**Instructions for the task:** The exercise asks you to copy every line below in which "全世界株式" appears.

**Dataset records:**
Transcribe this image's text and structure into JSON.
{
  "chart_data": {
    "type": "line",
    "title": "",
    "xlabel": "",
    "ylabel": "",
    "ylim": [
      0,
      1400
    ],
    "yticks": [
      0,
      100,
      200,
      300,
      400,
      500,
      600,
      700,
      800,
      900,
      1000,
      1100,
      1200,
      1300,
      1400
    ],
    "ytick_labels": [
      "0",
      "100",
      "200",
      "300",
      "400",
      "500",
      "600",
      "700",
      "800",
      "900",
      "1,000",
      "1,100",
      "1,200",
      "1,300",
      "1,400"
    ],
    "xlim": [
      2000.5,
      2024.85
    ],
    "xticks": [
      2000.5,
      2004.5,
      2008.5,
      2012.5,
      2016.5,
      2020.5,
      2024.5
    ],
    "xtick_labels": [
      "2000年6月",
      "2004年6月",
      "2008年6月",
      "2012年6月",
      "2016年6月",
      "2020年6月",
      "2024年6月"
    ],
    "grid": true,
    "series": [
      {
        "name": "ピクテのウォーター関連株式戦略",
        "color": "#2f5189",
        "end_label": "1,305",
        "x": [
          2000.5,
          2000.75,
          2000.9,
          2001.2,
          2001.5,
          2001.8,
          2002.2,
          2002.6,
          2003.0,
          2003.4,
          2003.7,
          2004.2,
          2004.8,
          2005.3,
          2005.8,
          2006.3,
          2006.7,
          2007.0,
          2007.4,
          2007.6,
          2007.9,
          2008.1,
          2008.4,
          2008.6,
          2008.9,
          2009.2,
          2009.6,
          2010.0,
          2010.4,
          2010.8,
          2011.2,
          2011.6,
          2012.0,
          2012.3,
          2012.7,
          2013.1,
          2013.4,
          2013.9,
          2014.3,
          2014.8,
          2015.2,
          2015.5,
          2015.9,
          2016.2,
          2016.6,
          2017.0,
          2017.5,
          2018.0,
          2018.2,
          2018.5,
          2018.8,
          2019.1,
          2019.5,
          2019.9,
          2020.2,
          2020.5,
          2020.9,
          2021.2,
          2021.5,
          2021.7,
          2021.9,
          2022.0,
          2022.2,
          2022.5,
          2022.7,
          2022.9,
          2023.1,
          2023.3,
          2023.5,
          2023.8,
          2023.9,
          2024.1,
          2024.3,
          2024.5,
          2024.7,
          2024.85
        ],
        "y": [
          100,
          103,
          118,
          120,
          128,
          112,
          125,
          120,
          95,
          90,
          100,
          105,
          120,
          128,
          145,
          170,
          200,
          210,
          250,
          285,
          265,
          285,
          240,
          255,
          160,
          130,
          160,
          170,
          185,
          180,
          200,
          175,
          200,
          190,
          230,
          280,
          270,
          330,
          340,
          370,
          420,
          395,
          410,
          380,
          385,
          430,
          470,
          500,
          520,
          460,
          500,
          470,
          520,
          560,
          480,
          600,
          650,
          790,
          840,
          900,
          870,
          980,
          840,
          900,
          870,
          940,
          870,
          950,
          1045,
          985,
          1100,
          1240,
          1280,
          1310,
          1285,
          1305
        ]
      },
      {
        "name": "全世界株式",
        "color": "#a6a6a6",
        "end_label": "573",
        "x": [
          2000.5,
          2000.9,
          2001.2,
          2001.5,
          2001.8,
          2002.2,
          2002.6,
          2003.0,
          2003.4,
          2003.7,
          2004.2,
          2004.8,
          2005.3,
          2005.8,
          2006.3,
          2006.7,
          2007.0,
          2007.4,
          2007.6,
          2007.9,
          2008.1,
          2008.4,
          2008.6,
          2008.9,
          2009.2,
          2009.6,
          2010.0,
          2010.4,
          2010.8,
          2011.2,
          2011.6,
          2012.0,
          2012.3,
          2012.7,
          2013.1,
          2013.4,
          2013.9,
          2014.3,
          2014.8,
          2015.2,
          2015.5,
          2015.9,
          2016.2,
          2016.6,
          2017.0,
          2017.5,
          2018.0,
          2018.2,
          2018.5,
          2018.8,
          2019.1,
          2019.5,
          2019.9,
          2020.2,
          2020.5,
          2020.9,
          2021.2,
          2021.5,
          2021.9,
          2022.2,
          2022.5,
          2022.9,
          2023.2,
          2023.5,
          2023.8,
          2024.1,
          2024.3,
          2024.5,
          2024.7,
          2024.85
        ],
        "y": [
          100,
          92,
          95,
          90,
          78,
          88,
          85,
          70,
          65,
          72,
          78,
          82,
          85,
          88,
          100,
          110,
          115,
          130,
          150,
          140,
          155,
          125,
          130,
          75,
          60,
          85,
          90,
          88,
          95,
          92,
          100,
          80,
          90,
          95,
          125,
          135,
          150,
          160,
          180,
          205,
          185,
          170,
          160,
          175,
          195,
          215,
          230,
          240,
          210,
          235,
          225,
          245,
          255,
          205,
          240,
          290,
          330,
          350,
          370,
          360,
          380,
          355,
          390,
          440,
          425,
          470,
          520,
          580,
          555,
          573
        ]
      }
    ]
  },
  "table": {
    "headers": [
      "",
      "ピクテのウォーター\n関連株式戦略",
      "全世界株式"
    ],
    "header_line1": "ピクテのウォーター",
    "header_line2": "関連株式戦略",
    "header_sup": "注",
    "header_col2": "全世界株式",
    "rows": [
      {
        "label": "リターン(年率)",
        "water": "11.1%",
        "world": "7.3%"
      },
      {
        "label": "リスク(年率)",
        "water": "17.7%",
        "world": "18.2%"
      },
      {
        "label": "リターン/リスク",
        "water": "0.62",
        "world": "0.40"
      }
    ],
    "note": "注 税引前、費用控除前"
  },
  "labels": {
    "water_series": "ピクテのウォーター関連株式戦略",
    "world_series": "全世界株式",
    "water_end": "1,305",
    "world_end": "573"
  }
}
* * *
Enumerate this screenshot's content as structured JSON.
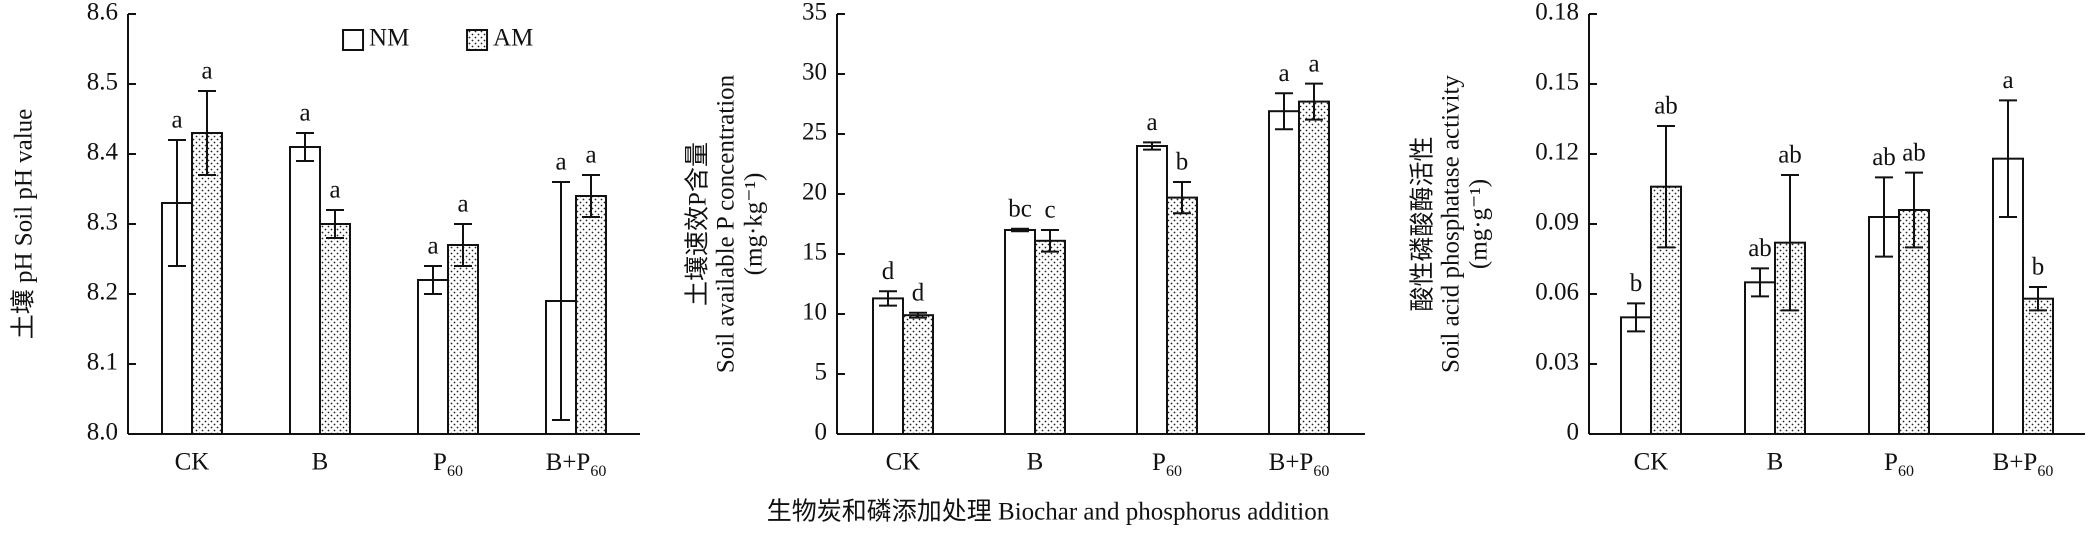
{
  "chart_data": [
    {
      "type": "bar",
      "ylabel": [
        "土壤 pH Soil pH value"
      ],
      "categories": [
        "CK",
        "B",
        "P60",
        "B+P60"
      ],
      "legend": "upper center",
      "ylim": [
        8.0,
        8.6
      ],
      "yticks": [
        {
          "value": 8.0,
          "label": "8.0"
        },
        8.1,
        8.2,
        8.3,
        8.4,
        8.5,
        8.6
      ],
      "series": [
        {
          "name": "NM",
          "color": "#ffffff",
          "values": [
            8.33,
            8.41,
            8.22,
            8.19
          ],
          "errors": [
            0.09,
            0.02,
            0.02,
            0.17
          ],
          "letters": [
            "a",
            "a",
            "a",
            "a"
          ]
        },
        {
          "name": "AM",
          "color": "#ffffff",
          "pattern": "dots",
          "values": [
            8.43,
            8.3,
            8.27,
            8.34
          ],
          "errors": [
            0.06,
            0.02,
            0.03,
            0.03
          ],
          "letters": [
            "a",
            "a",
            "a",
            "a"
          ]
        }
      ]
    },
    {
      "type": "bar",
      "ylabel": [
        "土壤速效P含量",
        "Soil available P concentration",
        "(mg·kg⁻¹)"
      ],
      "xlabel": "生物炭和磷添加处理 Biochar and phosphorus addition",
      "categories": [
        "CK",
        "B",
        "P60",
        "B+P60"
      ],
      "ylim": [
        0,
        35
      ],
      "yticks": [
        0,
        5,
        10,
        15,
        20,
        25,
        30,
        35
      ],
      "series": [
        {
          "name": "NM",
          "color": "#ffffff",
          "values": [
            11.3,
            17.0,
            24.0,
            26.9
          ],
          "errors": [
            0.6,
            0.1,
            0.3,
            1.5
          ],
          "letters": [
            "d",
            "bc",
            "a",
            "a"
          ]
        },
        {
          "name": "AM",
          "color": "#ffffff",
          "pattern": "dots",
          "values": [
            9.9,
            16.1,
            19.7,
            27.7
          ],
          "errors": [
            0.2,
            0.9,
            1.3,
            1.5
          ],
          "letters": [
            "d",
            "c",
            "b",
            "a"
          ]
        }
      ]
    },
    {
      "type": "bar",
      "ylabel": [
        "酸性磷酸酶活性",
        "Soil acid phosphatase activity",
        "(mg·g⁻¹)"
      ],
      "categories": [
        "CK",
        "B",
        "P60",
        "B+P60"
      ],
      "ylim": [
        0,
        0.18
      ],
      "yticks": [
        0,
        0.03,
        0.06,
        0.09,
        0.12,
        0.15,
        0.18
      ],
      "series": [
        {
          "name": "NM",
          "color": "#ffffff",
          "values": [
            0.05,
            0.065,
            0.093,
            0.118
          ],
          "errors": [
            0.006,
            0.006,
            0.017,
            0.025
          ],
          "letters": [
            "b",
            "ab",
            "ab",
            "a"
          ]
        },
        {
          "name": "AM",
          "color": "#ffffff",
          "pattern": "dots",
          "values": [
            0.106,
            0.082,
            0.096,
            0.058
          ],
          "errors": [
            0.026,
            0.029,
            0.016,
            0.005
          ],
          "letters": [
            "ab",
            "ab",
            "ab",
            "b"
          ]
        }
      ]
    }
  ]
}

**Solution for this exercise:**
        "name": "全世界株式",
      "全世界株式"
    "header_col2": "全世界株式",
    "world_series": "全世界株式",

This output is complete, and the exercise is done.